● **Stated task**: The entries below contain pictures. Retype everything except those pictures, exactly as given.

● **Information shown**:

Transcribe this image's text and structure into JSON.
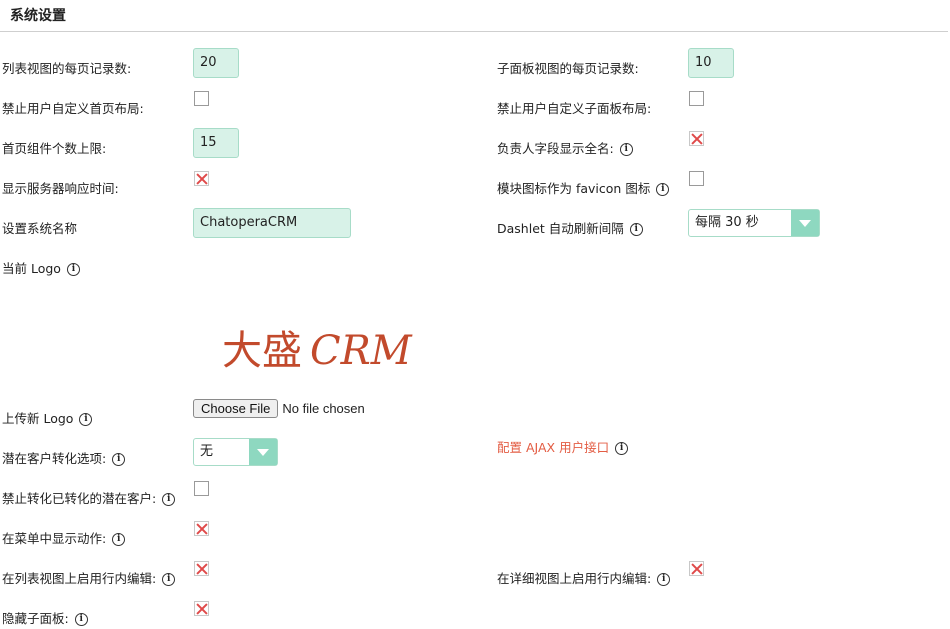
{
  "section": {
    "title": "系统设置"
  },
  "fields": {
    "list_per_page": {
      "label": "列表视图的每页记录数:",
      "value": "20"
    },
    "subpanel_per_page": {
      "label": "子面板视图的每页记录数:",
      "value": "10"
    },
    "disable_home_layout": {
      "label": "禁止用户自定义首页布局:",
      "checked": false
    },
    "disable_subpanel_layout": {
      "label": "禁止用户自定义子面板布局:",
      "checked": false
    },
    "max_dashlets": {
      "label": "首页组件个数上限:",
      "value": "15"
    },
    "assigned_full_name": {
      "label": "负责人字段显示全名:",
      "checked": true
    },
    "show_response_time": {
      "label": "显示服务器响应时间:",
      "checked": true
    },
    "module_favicon": {
      "label": "模块图标作为 favicon 图标",
      "checked": false
    },
    "system_name": {
      "label": "设置系统名称",
      "value": "ChatoperaCRM"
    },
    "dashlet_refresh": {
      "label": "Dashlet 自动刷新间隔",
      "selected": "每隔 30 秒"
    },
    "current_logo": {
      "label": "当前 Logo",
      "logo_cn": "大盛",
      "logo_en": "CRM"
    },
    "upload_logo": {
      "label": "上传新 Logo",
      "button": "Choose File",
      "status": "No file chosen"
    },
    "lead_conversion": {
      "label": "潜在客户转化选项:",
      "selected": "无"
    },
    "ajax_ui": {
      "label": "配置 AJAX 用户接口"
    },
    "prevent_converted_lead": {
      "label": "禁止转化已转化的潜在客户:",
      "checked": false
    },
    "show_actions_menu": {
      "label": "在菜单中显示动作:",
      "checked": true
    },
    "inline_edit_list": {
      "label": "在列表视图上启用行内编辑:",
      "checked": true
    },
    "inline_edit_detail": {
      "label": "在详细视图上启用行内编辑:",
      "checked": true
    },
    "hide_subpanels": {
      "label": "隐藏子面板:",
      "checked": true
    }
  },
  "icons": {
    "info": "ⅰ"
  },
  "colors": {
    "input_bg": "#d8f2e8",
    "accent": "#8ed8c0",
    "check_x": "#e04a4a",
    "link": "#e35d44",
    "logo": "#c24a2c"
  }
}
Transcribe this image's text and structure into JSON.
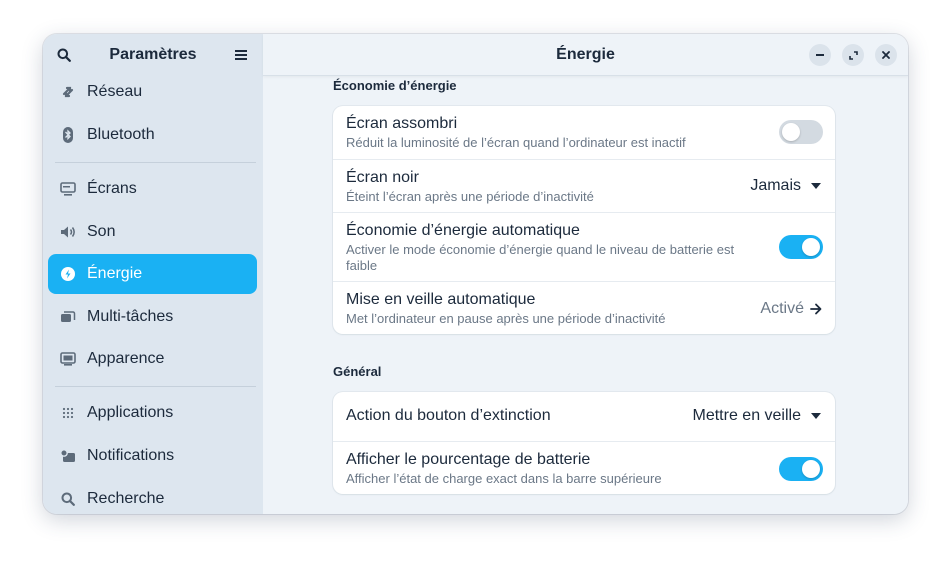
{
  "sidebar": {
    "title": "Paramètres",
    "search_icon": "search-icon",
    "menu_icon": "hamburger-menu-icon",
    "items": [
      {
        "label": "Réseau",
        "icon": "network-icon"
      },
      {
        "label": "Bluetooth",
        "icon": "bluetooth-icon"
      },
      {
        "label": "Écrans",
        "icon": "display-icon"
      },
      {
        "label": "Son",
        "icon": "speaker-icon"
      },
      {
        "label": "Énergie",
        "icon": "power-icon",
        "active": true
      },
      {
        "label": "Multi-tâches",
        "icon": "multitasking-icon"
      },
      {
        "label": "Apparence",
        "icon": "appearance-icon"
      },
      {
        "label": "Applications",
        "icon": "apps-grid-icon"
      },
      {
        "label": "Notifications",
        "icon": "notifications-icon"
      },
      {
        "label": "Recherche",
        "icon": "search-icon"
      }
    ]
  },
  "content": {
    "title": "Énergie",
    "window_controls": [
      "minimize-icon",
      "maximize-icon",
      "close-icon"
    ],
    "sections": [
      {
        "title": "Économie d’énergie",
        "rows": [
          {
            "title": "Écran assombri",
            "subtitle": "Réduit la luminosité de l’écran quand l’ordinateur est inactif",
            "toggle": false
          },
          {
            "title": "Écran noir",
            "subtitle": "Éteint l’écran après une période d’inactivité",
            "value": "Jamais"
          },
          {
            "title": "Économie d’énergie automatique",
            "subtitle_line1": "Activer le mode économie d’énergie quand le niveau de batterie est",
            "subtitle_line2": "faible",
            "toggle": true
          },
          {
            "title": "Mise en veille automatique",
            "subtitle": "Met l’ordinateur en pause après une période d’inactivité",
            "value": "Activé"
          }
        ]
      },
      {
        "title": "Général",
        "rows": [
          {
            "title": "Action du bouton d’extinction",
            "value": "Mettre en veille"
          },
          {
            "title": "Afficher le pourcentage de batterie",
            "subtitle": "Afficher l’état de charge exact dans la barre supérieure",
            "toggle": true
          }
        ]
      }
    ]
  },
  "colors": {
    "accent": "#1ab1f3",
    "sidebar_bg": "#dde6ef",
    "content_bg": "#eef3f8",
    "text": "#1c2a3c",
    "subtext": "#6b7887"
  }
}
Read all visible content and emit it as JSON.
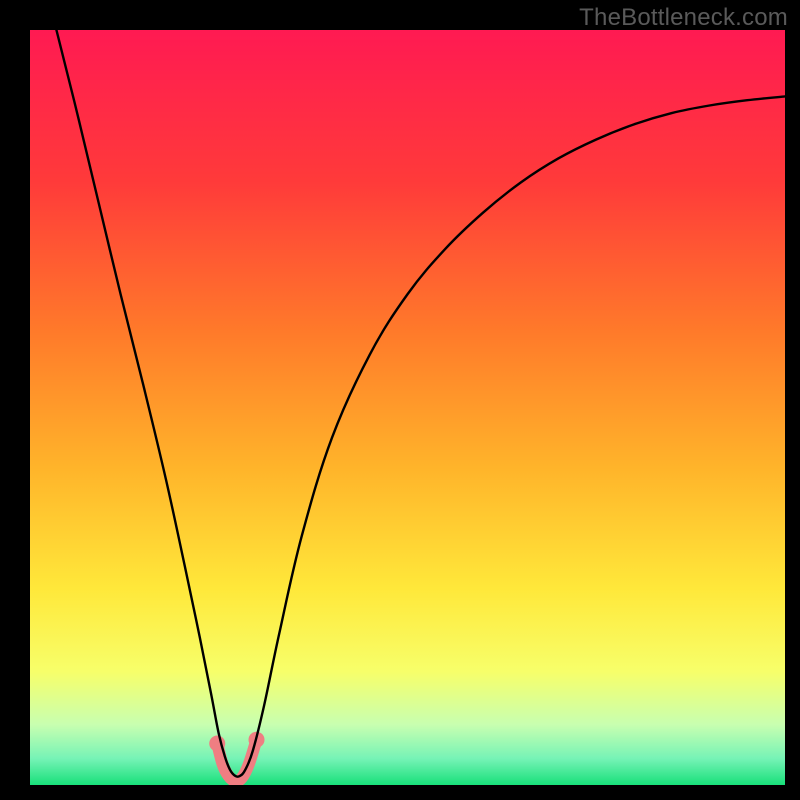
{
  "watermark": "TheBottleneck.com",
  "chart_data": {
    "type": "line",
    "title": "",
    "xlabel": "",
    "ylabel": "",
    "xlim": [
      0,
      1
    ],
    "ylim": [
      0,
      1
    ],
    "background_gradient": {
      "stops": [
        {
          "offset": 0.0,
          "color": "#ff1a52"
        },
        {
          "offset": 0.2,
          "color": "#ff3a3a"
        },
        {
          "offset": 0.4,
          "color": "#ff7a2a"
        },
        {
          "offset": 0.58,
          "color": "#ffb42a"
        },
        {
          "offset": 0.74,
          "color": "#ffe83a"
        },
        {
          "offset": 0.85,
          "color": "#f7ff6a"
        },
        {
          "offset": 0.92,
          "color": "#c8ffb0"
        },
        {
          "offset": 0.965,
          "color": "#76f3b6"
        },
        {
          "offset": 1.0,
          "color": "#18e07a"
        }
      ]
    },
    "series": [
      {
        "name": "bottleneck-curve",
        "color": "#000000",
        "stroke_width": 2.4,
        "x": [
          0.035,
          0.06,
          0.09,
          0.12,
          0.15,
          0.18,
          0.205,
          0.225,
          0.24,
          0.25,
          0.258,
          0.265,
          0.272,
          0.278,
          0.285,
          0.295,
          0.31,
          0.33,
          0.36,
          0.4,
          0.45,
          0.5,
          0.55,
          0.6,
          0.65,
          0.7,
          0.75,
          0.8,
          0.85,
          0.9,
          0.95,
          1.0
        ],
        "y": [
          1.0,
          0.9,
          0.775,
          0.65,
          0.53,
          0.405,
          0.29,
          0.195,
          0.12,
          0.068,
          0.038,
          0.02,
          0.012,
          0.012,
          0.02,
          0.045,
          0.105,
          0.2,
          0.33,
          0.46,
          0.57,
          0.65,
          0.71,
          0.758,
          0.798,
          0.83,
          0.855,
          0.875,
          0.89,
          0.9,
          0.907,
          0.912
        ]
      }
    ],
    "marker_region": {
      "name": "optimal-zone",
      "color": "#ef7e82",
      "stroke_width": 12,
      "points": [
        {
          "x": 0.248,
          "y": 0.055
        },
        {
          "x": 0.255,
          "y": 0.028
        },
        {
          "x": 0.263,
          "y": 0.012
        },
        {
          "x": 0.272,
          "y": 0.005
        },
        {
          "x": 0.281,
          "y": 0.01
        },
        {
          "x": 0.29,
          "y": 0.028
        },
        {
          "x": 0.3,
          "y": 0.06
        }
      ],
      "dot_radius": 8
    }
  }
}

● **Answer to the exercise**:
Transcribe this image's text and structure into JSON.
{
  "section": {
    "title": "系统设置"
  },
  "fields": {
    "list_per_page": {
      "label": "列表视图的每页记录数:",
      "value": "20"
    },
    "subpanel_per_page": {
      "label": "子面板视图的每页记录数:",
      "value": "10"
    },
    "disable_home_layout": {
      "label": "禁止用户自定义首页布局:",
      "checked": false
    },
    "disable_subpanel_layout": {
      "label": "禁止用户自定义子面板布局:",
      "checked": false
    },
    "max_dashlets": {
      "label": "首页组件个数上限:",
      "value": "15"
    },
    "assigned_full_name": {
      "label": "负责人字段显示全名:",
      "checked": true
    },
    "show_response_time": {
      "label": "显示服务器响应时间:",
      "checked": true
    },
    "module_favicon": {
      "label": "模块图标作为 favicon 图标",
      "checked": false
    },
    "system_name": {
      "label": "设置系统名称",
      "value": "ChatoperaCRM"
    },
    "dashlet_refresh": {
      "label": "Dashlet 自动刷新间隔",
      "selected": "每隔 30 秒"
    },
    "current_logo": {
      "label": "当前 Logo",
      "logo_cn": "大盛",
      "logo_en": "CRM"
    },
    "upload_logo": {
      "label": "上传新 Logo",
      "button": "Choose File",
      "status": "No file chosen"
    },
    "lead_conversion": {
      "label": "潜在客户转化选项:",
      "selected": "无"
    },
    "ajax_ui": {
      "label": "配置 AJAX 用户接口"
    },
    "prevent_converted_lead": {
      "label": "禁止转化已转化的潜在客户:",
      "checked": false
    },
    "show_actions_menu": {
      "label": "在菜单中显示动作:",
      "checked": true
    },
    "inline_edit_list": {
      "label": "在列表视图上启用行内编辑:",
      "checked": true
    },
    "inline_edit_detail": {
      "label": "在详细视图上启用行内编辑:",
      "checked": true
    },
    "hide_subpanels": {
      "label": "隐藏子面板:",
      "checked": true
    }
  },
  "icons": {
    "info": "ⅰ"
  },
  "colors": {
    "input_bg": "#d8f2e8",
    "accent": "#8ed8c0",
    "check_x": "#e04a4a",
    "link": "#e35d44",
    "logo": "#c24a2c"
  }
}
Transcribe this image's text and structure into JSON.
{
  "sidebar": {
    "title": "Paramètres",
    "search_icon": "search-icon",
    "menu_icon": "hamburger-menu-icon",
    "items": [
      {
        "label": "Réseau",
        "icon": "network-icon"
      },
      {
        "label": "Bluetooth",
        "icon": "bluetooth-icon"
      },
      {
        "label": "Écrans",
        "icon": "display-icon"
      },
      {
        "label": "Son",
        "icon": "speaker-icon"
      },
      {
        "label": "Énergie",
        "icon": "power-icon",
        "active": true
      },
      {
        "label": "Multi-tâches",
        "icon": "multitasking-icon"
      },
      {
        "label": "Apparence",
        "icon": "appearance-icon"
      },
      {
        "label": "Applications",
        "icon": "apps-grid-icon"
      },
      {
        "label": "Notifications",
        "icon": "notifications-icon"
      },
      {
        "label": "Recherche",
        "icon": "search-icon"
      }
    ]
  },
  "content": {
    "title": "Énergie",
    "window_controls": [
      "minimize-icon",
      "maximize-icon",
      "close-icon"
    ],
    "sections": [
      {
        "title": "Économie d’énergie",
        "rows": [
          {
            "title": "Écran assombri",
            "subtitle": "Réduit la luminosité de l’écran quand l’ordinateur est inactif",
            "toggle": false
          },
          {
            "title": "Écran noir",
            "subtitle": "Éteint l’écran après une période d’inactivité",
            "value": "Jamais"
          },
          {
            "title": "Économie d’énergie automatique",
            "subtitle_line1": "Activer le mode économie d’énergie quand le niveau de batterie est",
            "subtitle_line2": "faible",
            "toggle": true
          },
          {
            "title": "Mise en veille automatique",
            "subtitle": "Met l’ordinateur en pause après une période d’inactivité",
            "value": "Activé"
          }
        ]
      },
      {
        "title": "Général",
        "rows": [
          {
            "title": "Action du bouton d’extinction",
            "value": "Mettre en veille"
          },
          {
            "title": "Afficher le pourcentage de batterie",
            "subtitle": "Afficher l’état de charge exact dans la barre supérieure",
            "toggle": true
          }
        ]
      }
    ]
  },
  "colors": {
    "accent": "#1ab1f3",
    "sidebar_bg": "#dde6ef",
    "content_bg": "#eef3f8",
    "text": "#1c2a3c",
    "subtext": "#6b7887"
  }
}
Read all visible content and emit it as JSON.
{
  "watermark": "TheBottleneck.com",
  "chart_data": {
    "type": "line",
    "title": "",
    "xlabel": "",
    "ylabel": "",
    "xlim": [
      0,
      1
    ],
    "ylim": [
      0,
      1
    ],
    "background_gradient": {
      "stops": [
        {
          "offset": 0.0,
          "color": "#ff1a52"
        },
        {
          "offset": 0.2,
          "color": "#ff3a3a"
        },
        {
          "offset": 0.4,
          "color": "#ff7a2a"
        },
        {
          "offset": 0.58,
          "color": "#ffb42a"
        },
        {
          "offset": 0.74,
          "color": "#ffe83a"
        },
        {
          "offset": 0.85,
          "color": "#f7ff6a"
        },
        {
          "offset": 0.92,
          "color": "#c8ffb0"
        },
        {
          "offset": 0.965,
          "color": "#76f3b6"
        },
        {
          "offset": 1.0,
          "color": "#18e07a"
        }
      ]
    },
    "series": [
      {
        "name": "bottleneck-curve",
        "color": "#000000",
        "stroke_width": 2.4,
        "x": [
          0.035,
          0.06,
          0.09,
          0.12,
          0.15,
          0.18,
          0.205,
          0.225,
          0.24,
          0.25,
          0.258,
          0.265,
          0.272,
          0.278,
          0.285,
          0.295,
          0.31,
          0.33,
          0.36,
          0.4,
          0.45,
          0.5,
          0.55,
          0.6,
          0.65,
          0.7,
          0.75,
          0.8,
          0.85,
          0.9,
          0.95,
          1.0
        ],
        "y": [
          1.0,
          0.9,
          0.775,
          0.65,
          0.53,
          0.405,
          0.29,
          0.195,
          0.12,
          0.068,
          0.038,
          0.02,
          0.012,
          0.012,
          0.02,
          0.045,
          0.105,
          0.2,
          0.33,
          0.46,
          0.57,
          0.65,
          0.71,
          0.758,
          0.798,
          0.83,
          0.855,
          0.875,
          0.89,
          0.9,
          0.907,
          0.912
        ]
      }
    ],
    "marker_region": {
      "name": "optimal-zone",
      "color": "#ef7e82",
      "stroke_width": 12,
      "points": [
        {
          "x": 0.248,
          "y": 0.055
        },
        {
          "x": 0.255,
          "y": 0.028
        },
        {
          "x": 0.263,
          "y": 0.012
        },
        {
          "x": 0.272,
          "y": 0.005
        },
        {
          "x": 0.281,
          "y": 0.01
        },
        {
          "x": 0.29,
          "y": 0.028
        },
        {
          "x": 0.3,
          "y": 0.06
        }
      ],
      "dot_radius": 8
    }
  }
}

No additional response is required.